Data items
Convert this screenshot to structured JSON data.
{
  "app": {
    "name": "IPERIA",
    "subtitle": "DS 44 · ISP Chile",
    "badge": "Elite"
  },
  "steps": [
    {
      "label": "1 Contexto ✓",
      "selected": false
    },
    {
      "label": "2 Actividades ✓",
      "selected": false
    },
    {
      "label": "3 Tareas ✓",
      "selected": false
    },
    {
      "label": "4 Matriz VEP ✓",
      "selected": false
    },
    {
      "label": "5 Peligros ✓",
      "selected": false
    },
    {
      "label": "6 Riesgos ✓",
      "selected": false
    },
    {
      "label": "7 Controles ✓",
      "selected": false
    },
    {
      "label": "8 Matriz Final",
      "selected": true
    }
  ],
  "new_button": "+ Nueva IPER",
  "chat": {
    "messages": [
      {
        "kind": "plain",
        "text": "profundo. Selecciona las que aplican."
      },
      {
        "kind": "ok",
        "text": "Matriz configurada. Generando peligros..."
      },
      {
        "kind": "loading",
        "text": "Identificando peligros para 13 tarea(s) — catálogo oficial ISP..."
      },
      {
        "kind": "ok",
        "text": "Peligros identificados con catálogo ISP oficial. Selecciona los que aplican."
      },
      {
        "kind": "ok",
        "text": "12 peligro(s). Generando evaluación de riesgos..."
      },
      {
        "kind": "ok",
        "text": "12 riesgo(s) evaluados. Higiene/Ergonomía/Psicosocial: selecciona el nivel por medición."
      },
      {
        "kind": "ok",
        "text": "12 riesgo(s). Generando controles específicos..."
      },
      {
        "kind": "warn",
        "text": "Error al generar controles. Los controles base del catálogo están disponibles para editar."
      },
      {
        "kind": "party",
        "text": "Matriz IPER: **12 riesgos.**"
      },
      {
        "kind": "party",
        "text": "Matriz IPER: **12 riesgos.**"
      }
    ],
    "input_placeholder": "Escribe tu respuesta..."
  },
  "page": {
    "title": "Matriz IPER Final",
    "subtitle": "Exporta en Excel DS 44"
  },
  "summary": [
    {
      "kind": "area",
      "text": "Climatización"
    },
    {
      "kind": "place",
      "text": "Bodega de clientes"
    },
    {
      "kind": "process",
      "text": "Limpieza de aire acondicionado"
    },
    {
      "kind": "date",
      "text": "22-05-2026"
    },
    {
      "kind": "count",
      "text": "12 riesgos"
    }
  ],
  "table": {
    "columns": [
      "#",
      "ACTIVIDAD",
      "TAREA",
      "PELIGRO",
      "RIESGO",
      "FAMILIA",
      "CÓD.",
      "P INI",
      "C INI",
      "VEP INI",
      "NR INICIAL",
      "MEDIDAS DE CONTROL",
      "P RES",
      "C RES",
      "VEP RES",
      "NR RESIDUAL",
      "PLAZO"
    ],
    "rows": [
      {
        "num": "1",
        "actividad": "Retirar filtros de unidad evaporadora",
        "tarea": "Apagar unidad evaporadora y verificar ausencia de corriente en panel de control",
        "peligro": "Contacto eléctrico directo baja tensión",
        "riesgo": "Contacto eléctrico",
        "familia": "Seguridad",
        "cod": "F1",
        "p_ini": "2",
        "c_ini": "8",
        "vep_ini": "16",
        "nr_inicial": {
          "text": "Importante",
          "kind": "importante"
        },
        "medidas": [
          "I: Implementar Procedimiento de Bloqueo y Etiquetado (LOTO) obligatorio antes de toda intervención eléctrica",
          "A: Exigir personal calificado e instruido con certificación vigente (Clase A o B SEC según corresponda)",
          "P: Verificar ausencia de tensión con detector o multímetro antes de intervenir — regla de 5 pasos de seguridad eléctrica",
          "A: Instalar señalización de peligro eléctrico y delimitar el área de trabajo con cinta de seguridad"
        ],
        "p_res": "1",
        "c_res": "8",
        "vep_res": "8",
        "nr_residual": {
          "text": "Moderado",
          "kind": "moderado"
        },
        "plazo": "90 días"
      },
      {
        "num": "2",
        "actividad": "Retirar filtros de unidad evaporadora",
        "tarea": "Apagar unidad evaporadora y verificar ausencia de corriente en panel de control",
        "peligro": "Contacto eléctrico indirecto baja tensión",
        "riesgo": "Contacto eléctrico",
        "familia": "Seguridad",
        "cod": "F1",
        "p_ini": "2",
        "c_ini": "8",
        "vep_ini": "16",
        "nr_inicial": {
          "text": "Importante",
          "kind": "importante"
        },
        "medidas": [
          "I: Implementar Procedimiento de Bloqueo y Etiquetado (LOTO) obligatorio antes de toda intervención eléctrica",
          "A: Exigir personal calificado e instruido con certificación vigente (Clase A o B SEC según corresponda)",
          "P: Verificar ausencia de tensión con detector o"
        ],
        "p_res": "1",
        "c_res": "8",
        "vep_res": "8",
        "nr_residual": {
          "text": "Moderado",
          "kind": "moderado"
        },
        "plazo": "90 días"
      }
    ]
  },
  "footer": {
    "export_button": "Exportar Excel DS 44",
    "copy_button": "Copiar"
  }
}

## Directions for this task
List all lines above in which the string "baja" appears.

## Answer to the exercise
        "peligro": "Contacto eléctrico directo baja tensión",
        "peligro": "Contacto eléctrico indirecto baja tensión",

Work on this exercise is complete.